_YOUR GOAL_. Collect all lines containing the word "الله" from the data.

_RECORDS SHOWN_.
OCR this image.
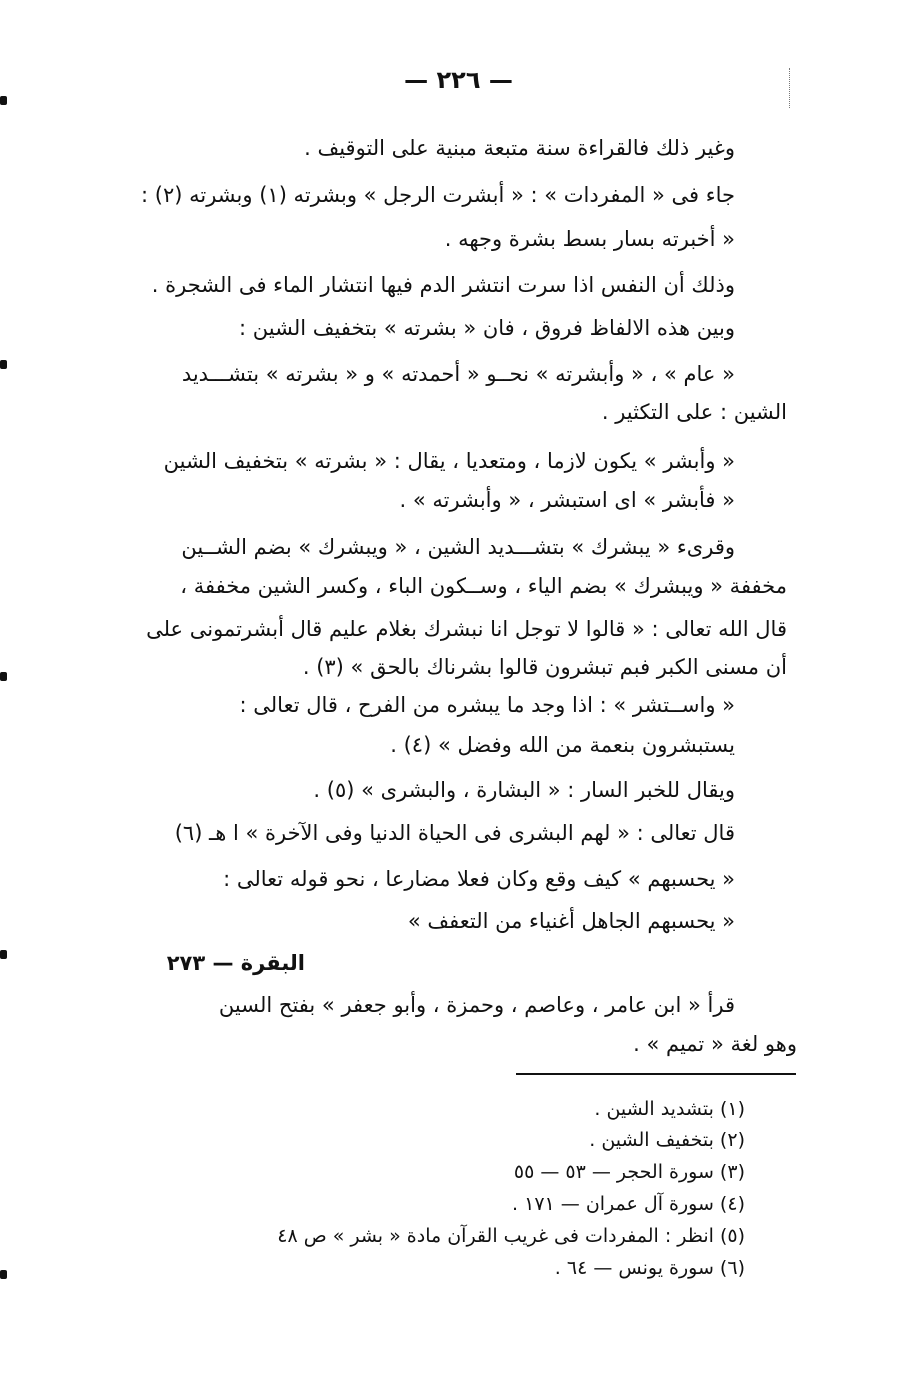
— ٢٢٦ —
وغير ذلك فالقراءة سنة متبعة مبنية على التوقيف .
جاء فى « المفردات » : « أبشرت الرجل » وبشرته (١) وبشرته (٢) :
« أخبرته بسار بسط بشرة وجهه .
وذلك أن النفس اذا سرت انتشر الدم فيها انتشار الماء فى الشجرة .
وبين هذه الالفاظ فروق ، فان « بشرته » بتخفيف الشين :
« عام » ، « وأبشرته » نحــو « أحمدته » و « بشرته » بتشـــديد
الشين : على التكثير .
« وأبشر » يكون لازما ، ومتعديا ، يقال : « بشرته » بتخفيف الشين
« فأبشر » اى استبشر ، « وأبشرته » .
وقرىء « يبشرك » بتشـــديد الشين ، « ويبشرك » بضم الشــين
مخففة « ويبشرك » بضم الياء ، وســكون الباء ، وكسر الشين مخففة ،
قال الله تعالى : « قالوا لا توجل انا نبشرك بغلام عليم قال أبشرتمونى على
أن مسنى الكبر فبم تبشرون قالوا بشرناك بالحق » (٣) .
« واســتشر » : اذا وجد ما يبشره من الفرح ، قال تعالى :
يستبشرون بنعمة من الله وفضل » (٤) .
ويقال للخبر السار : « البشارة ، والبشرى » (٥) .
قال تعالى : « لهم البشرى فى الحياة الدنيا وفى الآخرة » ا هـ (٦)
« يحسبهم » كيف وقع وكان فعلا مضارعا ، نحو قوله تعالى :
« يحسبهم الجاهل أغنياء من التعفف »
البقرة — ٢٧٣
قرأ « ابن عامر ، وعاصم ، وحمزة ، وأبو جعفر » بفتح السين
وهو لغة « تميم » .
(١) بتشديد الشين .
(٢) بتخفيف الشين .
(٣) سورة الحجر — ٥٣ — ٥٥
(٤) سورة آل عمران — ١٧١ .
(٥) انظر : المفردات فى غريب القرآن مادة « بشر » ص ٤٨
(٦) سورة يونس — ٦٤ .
==
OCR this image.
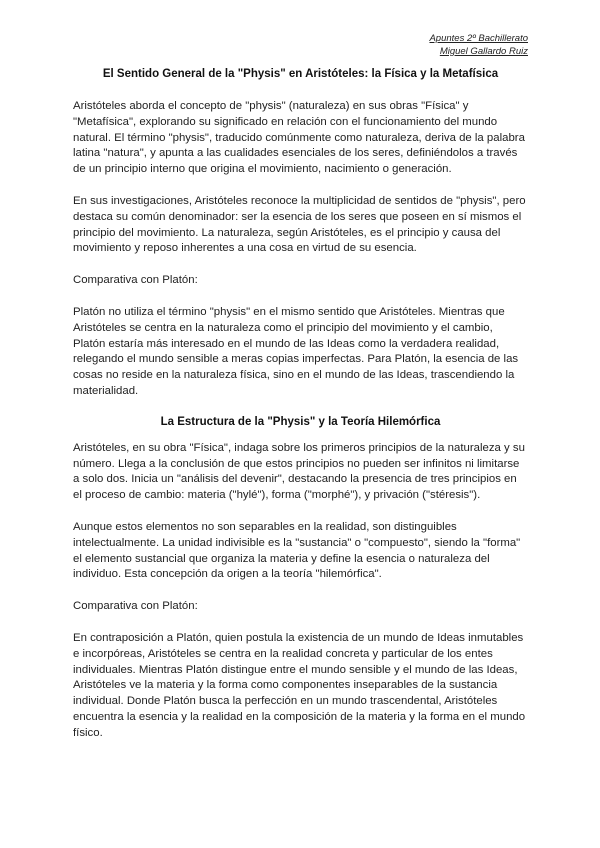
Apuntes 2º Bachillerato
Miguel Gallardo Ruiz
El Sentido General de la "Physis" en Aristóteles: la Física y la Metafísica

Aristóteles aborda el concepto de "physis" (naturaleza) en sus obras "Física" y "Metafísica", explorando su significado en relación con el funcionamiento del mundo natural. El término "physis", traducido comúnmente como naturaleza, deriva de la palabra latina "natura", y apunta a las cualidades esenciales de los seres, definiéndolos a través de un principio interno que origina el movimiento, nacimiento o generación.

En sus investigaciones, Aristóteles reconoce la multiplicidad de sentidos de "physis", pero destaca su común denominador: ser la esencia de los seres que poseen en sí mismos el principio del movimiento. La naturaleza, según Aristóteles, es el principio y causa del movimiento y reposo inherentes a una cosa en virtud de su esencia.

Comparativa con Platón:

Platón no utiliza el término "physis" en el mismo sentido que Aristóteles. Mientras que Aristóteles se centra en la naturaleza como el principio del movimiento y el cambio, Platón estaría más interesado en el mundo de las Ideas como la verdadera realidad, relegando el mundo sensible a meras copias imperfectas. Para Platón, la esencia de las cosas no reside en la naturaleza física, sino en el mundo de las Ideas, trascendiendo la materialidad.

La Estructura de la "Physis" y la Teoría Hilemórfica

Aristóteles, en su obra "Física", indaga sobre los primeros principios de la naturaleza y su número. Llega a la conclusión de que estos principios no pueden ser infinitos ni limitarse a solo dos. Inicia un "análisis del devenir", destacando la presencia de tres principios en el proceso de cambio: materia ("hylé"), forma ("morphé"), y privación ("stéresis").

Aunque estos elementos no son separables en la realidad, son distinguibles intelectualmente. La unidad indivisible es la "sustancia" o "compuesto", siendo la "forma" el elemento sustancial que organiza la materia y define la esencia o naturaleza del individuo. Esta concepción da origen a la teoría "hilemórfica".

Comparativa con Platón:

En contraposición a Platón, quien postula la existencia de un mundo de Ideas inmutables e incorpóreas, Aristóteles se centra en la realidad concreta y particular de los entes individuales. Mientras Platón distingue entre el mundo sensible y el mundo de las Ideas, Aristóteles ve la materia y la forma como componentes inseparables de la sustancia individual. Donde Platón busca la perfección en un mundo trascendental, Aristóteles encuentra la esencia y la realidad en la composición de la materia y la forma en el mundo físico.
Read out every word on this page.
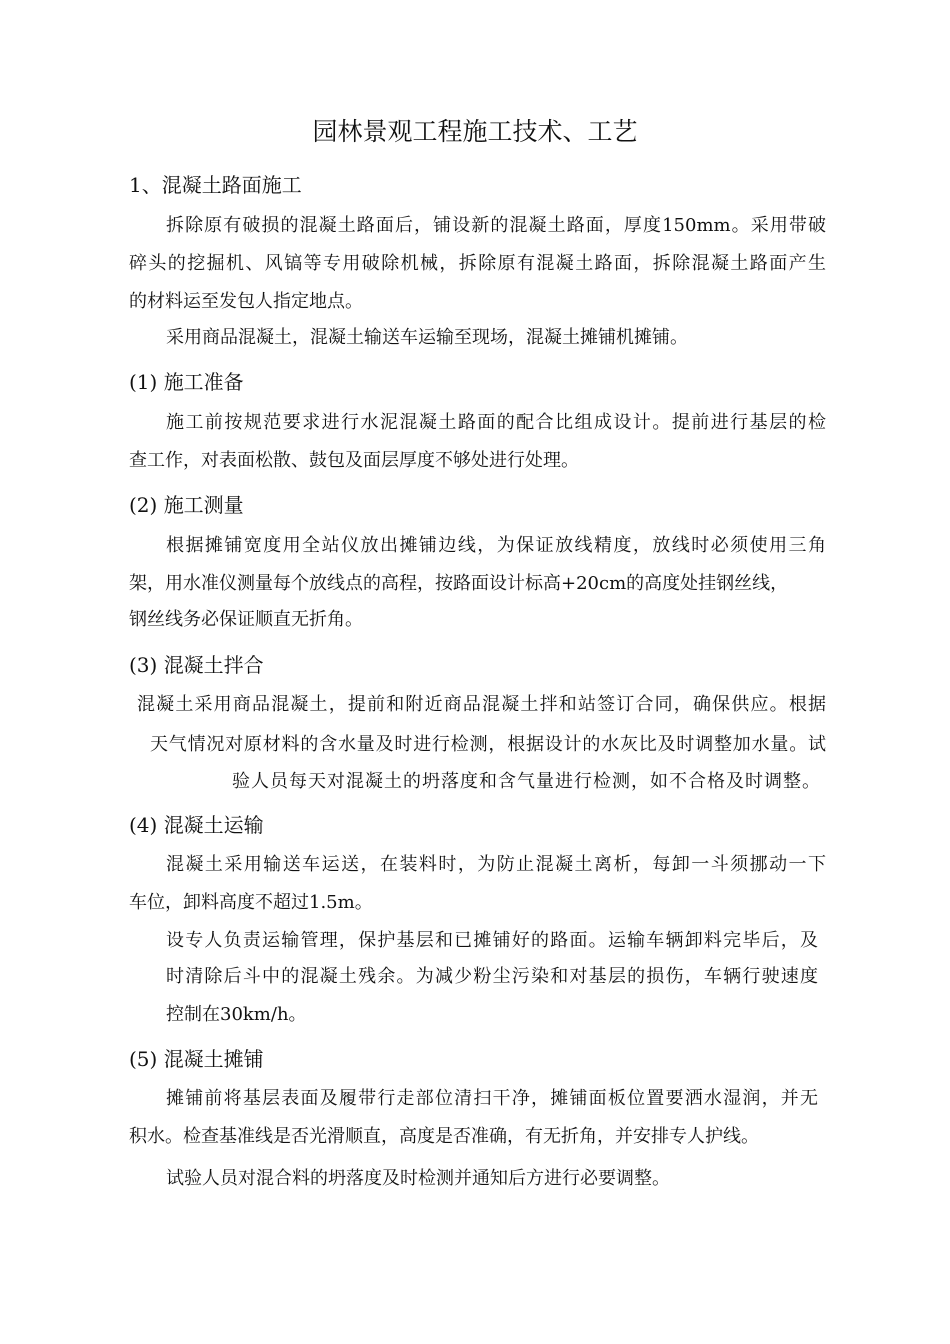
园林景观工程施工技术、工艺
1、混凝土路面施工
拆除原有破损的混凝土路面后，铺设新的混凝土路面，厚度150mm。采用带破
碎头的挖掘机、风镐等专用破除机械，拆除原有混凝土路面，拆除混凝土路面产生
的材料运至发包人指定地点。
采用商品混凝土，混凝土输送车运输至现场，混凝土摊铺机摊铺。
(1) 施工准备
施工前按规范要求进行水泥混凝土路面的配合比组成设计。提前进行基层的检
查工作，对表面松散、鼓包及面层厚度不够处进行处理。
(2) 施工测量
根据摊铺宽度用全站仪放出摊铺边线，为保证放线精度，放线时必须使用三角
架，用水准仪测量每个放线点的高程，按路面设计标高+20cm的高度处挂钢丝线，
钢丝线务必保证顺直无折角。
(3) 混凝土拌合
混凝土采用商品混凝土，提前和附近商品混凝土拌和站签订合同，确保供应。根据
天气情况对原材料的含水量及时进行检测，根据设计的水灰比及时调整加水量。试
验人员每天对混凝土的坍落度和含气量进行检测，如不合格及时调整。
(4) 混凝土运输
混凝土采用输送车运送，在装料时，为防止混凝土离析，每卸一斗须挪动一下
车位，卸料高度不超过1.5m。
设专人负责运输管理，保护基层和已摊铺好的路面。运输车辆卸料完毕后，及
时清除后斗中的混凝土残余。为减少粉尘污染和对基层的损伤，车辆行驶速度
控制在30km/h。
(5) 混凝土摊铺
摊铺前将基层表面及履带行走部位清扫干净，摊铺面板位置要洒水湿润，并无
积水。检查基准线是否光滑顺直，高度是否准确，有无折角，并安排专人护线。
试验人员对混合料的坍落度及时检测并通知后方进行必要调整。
...
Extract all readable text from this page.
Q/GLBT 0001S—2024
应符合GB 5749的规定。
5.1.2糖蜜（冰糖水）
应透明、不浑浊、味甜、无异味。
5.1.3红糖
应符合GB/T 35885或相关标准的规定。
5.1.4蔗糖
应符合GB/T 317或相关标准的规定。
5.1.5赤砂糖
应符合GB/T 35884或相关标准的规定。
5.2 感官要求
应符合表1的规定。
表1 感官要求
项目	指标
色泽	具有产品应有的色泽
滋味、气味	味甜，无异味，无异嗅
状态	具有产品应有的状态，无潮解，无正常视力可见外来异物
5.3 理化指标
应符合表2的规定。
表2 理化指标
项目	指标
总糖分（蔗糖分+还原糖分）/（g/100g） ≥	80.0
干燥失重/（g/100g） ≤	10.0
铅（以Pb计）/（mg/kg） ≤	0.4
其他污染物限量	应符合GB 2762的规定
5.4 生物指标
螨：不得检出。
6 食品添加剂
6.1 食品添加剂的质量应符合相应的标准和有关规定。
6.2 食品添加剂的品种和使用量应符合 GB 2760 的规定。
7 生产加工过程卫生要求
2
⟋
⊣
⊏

_EXERCISE SOLUTION_.
قال الله تعالى : « قالوا لا توجل انا نبشرك بغلام عليم قال أبشرتمونى على
يستبشرون بنعمة من الله وفضل » (٤) .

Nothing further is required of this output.